__WHAT YOU NEED TO DO__.
Reproduce every line in the listing that contains the word "name".

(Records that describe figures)
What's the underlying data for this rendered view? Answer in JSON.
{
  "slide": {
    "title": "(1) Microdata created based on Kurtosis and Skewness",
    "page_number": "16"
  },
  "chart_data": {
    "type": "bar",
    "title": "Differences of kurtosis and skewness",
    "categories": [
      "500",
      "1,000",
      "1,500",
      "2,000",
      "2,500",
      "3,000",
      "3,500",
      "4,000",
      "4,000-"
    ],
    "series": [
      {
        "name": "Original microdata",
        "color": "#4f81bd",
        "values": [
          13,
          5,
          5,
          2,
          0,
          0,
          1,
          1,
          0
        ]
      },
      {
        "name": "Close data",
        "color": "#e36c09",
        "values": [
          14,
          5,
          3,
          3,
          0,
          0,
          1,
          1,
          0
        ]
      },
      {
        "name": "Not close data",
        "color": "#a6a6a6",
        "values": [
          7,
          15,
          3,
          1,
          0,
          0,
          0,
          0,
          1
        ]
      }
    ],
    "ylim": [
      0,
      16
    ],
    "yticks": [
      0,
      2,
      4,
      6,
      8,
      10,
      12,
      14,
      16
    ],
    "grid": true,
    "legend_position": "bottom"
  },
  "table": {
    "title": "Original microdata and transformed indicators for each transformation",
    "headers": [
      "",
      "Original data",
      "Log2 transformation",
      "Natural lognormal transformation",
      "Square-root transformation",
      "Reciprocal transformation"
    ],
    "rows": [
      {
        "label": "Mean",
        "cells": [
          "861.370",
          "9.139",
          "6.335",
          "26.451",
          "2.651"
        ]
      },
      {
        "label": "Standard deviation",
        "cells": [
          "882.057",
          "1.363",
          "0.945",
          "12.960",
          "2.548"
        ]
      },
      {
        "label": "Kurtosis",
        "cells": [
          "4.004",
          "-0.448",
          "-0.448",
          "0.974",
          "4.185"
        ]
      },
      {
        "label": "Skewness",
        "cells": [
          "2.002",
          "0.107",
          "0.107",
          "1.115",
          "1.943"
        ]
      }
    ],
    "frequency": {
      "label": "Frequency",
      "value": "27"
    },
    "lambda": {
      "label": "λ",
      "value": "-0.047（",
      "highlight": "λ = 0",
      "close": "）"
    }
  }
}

__REPLY__.
        "name": "Original microdata",
        "name": "Close data",
        "name": "Not close data",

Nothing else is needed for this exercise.